» **What you should do**
Find the line with "Output the text content of this document." in the data below. Repeat it and every line after it up to the end, exactly, but drop the pictures.

» **Data rows**
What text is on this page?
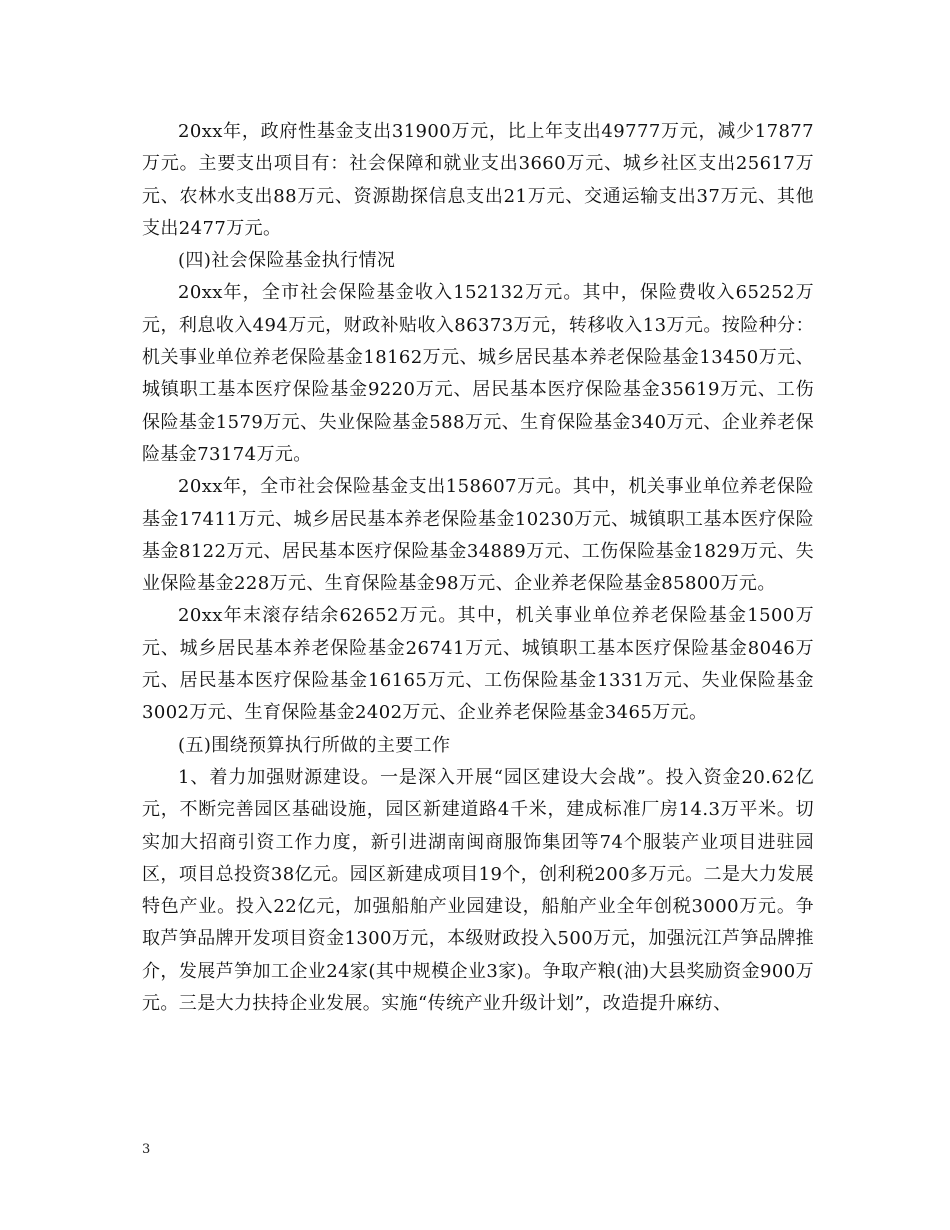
20xx年，政府性基金支出31900万元，比上年支出49777万元，减少17877万元。主要支出项目有：社会保障和就业支出3660万元、城乡社区支出25617万元、农林水支出88万元、资源勘探信息支出21万元、交通运输支出37万元、其他支出2477万元。

(四)社会保险基金执行情况

20xx年，全市社会保险基金收入152132万元。其中，保险费收入65252万元，利息收入494万元，财政补贴收入86373万元，转移收入13万元。按险种分：机关事业单位养老保险基金18162万元、城乡居民基本养老保险基金13450万元、城镇职工基本医疗保险基金9220万元、居民基本医疗保险基金35619万元、工伤保险基金1579万元、失业保险基金588万元、生育保险基金340万元、企业养老保险基金73174万元。

20xx年，全市社会保险基金支出158607万元。其中，机关事业单位养老保险基金17411万元、城乡居民基本养老保险基金10230万元、城镇职工基本医疗保险基金8122万元、居民基本医疗保险基金34889万元、工伤保险基金1829万元、失业保险基金228万元、生育保险基金98万元、企业养老保险基金85800万元。

20xx年末滚存结余62652万元。其中，机关事业单位养老保险基金1500万元、城乡居民基本养老保险基金26741万元、城镇职工基本医疗保险基金8046万元、居民基本医疗保险基金16165万元、工伤保险基金1331万元、失业保险基金3002万元、生育保险基金2402万元、企业养老保险基金3465万元。

(五)围绕预算执行所做的主要工作

1、着力加强财源建设。一是深入开展“园区建设大会战”。投入资金20.62亿元，不断完善园区基础设施，园区新建道路4千米，建成标准厂房14.3万平米。切实加大招商引资工作力度，新引进湖南闽商服饰集团等74个服装产业项目进驻园区，项目总投资38亿元。园区新建成项目19个，创利税200多万元。二是大力发展特色产业。投入22亿元，加强船舶产业园建设，船舶产业全年创税3000万元。争取芦笋品牌开发项目资金1300万元，本级财政投入500万元，加强沅江芦笋品牌推介，发展芦笋加工企业24家(其中规模企业3家)。争取产粮(油)大县奖励资金900万元。三是大力扶持企业发展。实施“传统产业升级计划”，改造提升麻纺、

3
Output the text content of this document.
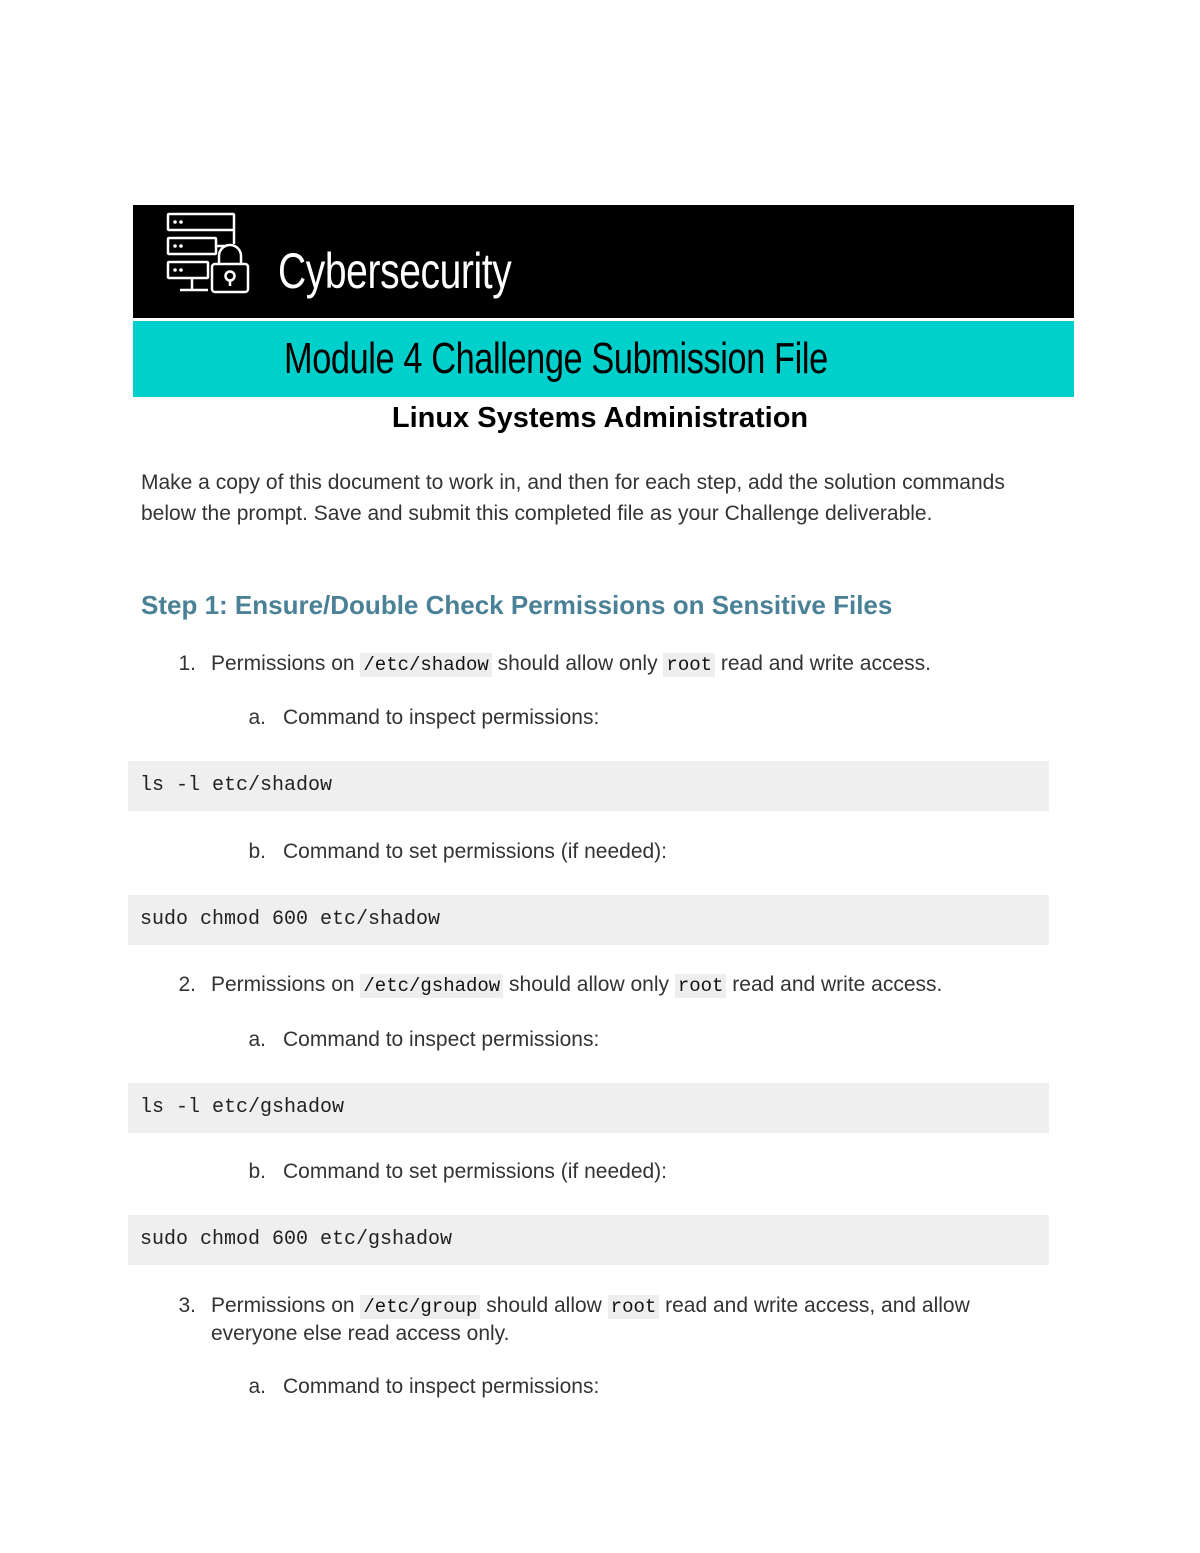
Cybersecurity
Module 4 Challenge Submission File
Linux Systems Administration

Make a copy of this document to work in, and then for each step, add the solution commands below the prompt. Save and submit this completed file as your Challenge deliverable.

Step 1: Ensure/Double Check Permissions on Sensitive Files
1. Permissions on /etc/shadow should allow only root read and write access.
a. Command to inspect permissions:
ls -l etc/shadow
b. Command to set permissions (if needed):
sudo chmod 600 etc/shadow
2. Permissions on /etc/gshadow should allow only root read and write access.
a. Command to inspect permissions:
ls -l etc/gshadow
b. Command to set permissions (if needed):
sudo chmod 600 etc/gshadow
3. Permissions on /etc/group should allow root read and write access, and allow
everyone else read access only.
a. Command to inspect permissions:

» **Answer in full**
Output the text content of this document.
Cybersecurity
Module 4 Challenge Submission File
Linux Systems Administration

Make a copy of this document to work in, and then for each step, add the solution commands below the prompt. Save and submit this completed file as your Challenge deliverable.

Step 1: Ensure/Double Check Permissions on Sensitive Files
1. Permissions on /etc/shadow should allow only root read and write access.
a. Command to inspect permissions:
ls -l etc/shadow
b. Command to set permissions (if needed):
sudo chmod 600 etc/shadow
2. Permissions on /etc/gshadow should allow only root read and write access.
a. Command to inspect permissions:
ls -l etc/gshadow
b. Command to set permissions (if needed):
sudo chmod 600 etc/gshadow
3. Permissions on /etc/group should allow root read and write access, and allow
everyone else read access only.
a. Command to inspect permissions:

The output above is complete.